▶ [REQUIREMENT] Answer with a single number: how many lines in the listing below include "students"?

=====

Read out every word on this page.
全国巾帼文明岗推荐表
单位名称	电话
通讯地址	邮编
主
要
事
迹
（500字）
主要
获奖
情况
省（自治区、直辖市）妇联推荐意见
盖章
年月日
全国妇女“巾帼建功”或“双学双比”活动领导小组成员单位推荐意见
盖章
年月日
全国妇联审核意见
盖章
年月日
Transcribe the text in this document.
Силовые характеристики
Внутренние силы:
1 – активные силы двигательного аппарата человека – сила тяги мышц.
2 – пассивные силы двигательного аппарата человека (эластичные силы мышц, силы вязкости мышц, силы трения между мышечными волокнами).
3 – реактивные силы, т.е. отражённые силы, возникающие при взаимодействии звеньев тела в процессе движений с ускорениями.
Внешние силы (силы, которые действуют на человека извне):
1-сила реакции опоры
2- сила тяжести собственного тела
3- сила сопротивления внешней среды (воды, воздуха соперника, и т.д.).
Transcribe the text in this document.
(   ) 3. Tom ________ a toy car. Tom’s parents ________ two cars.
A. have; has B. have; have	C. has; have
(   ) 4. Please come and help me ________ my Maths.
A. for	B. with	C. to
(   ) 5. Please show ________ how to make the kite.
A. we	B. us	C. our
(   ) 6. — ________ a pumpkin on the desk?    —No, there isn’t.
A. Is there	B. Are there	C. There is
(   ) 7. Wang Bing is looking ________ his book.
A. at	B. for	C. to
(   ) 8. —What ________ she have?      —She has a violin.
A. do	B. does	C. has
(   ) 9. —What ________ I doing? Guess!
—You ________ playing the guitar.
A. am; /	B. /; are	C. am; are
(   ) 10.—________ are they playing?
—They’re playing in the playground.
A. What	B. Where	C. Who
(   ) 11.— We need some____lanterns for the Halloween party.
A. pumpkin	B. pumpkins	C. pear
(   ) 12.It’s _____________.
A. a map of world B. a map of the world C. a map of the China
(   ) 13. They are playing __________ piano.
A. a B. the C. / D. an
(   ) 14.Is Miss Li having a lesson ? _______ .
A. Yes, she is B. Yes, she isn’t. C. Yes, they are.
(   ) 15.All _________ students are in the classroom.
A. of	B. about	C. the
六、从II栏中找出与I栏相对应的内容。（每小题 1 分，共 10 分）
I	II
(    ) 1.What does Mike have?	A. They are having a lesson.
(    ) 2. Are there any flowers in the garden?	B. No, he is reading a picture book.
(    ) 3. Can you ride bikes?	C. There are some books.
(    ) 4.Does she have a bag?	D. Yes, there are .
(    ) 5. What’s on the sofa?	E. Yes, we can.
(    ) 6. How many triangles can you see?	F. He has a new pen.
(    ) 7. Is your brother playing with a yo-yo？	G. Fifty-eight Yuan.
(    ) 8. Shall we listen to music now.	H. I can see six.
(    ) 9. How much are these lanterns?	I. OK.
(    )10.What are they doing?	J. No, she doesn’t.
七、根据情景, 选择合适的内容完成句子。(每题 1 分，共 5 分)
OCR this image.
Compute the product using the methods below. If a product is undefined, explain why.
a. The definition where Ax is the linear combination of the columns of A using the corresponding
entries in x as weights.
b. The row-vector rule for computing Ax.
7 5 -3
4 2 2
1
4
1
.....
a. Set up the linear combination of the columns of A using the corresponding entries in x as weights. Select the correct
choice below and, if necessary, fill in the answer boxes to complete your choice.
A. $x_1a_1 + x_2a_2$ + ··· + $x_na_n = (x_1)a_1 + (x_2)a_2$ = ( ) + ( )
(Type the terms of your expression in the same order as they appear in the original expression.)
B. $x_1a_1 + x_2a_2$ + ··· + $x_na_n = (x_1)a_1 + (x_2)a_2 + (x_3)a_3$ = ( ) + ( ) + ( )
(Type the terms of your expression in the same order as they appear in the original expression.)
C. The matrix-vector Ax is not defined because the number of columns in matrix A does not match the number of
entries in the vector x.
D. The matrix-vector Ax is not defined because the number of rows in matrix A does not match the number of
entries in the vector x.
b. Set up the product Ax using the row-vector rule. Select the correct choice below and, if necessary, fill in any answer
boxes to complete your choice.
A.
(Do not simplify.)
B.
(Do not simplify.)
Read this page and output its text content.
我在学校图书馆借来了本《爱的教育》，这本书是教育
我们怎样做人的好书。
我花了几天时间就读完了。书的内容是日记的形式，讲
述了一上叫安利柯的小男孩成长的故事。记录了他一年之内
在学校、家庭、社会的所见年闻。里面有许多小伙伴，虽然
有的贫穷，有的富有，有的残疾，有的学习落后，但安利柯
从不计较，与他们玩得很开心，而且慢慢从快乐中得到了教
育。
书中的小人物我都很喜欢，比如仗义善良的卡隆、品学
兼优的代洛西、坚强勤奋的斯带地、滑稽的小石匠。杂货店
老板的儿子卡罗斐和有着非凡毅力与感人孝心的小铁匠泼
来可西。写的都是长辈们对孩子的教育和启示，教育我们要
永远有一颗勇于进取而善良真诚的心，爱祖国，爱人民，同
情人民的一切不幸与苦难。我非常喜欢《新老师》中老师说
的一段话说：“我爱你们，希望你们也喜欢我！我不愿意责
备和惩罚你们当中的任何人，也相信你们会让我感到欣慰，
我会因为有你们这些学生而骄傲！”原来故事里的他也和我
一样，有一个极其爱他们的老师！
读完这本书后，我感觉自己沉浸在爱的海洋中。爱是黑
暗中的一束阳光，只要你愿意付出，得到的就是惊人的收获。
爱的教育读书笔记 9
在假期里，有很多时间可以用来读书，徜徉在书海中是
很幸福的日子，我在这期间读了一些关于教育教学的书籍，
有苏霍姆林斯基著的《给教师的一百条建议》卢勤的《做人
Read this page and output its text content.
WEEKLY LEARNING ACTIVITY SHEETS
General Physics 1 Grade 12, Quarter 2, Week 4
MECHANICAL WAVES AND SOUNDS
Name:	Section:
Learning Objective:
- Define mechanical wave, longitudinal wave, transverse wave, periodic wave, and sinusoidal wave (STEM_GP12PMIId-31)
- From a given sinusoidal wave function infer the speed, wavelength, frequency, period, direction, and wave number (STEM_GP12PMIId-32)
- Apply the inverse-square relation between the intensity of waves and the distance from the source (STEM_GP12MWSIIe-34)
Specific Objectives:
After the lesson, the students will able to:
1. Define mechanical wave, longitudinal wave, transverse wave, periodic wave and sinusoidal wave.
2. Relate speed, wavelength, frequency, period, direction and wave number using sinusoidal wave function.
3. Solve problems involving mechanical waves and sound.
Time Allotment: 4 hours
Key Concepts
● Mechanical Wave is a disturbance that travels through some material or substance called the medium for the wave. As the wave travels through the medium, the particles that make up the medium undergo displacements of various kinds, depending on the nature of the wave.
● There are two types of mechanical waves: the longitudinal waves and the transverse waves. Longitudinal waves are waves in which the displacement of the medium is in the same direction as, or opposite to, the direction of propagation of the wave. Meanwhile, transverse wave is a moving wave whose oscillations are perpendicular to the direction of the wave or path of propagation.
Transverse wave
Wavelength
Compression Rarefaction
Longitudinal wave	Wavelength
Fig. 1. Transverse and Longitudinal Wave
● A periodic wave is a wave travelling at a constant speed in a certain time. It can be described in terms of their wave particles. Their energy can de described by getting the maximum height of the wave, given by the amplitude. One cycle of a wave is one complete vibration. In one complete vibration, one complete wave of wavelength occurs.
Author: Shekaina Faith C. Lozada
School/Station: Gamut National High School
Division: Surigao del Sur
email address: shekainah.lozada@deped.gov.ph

=====

▶ [TASK RESULT] 2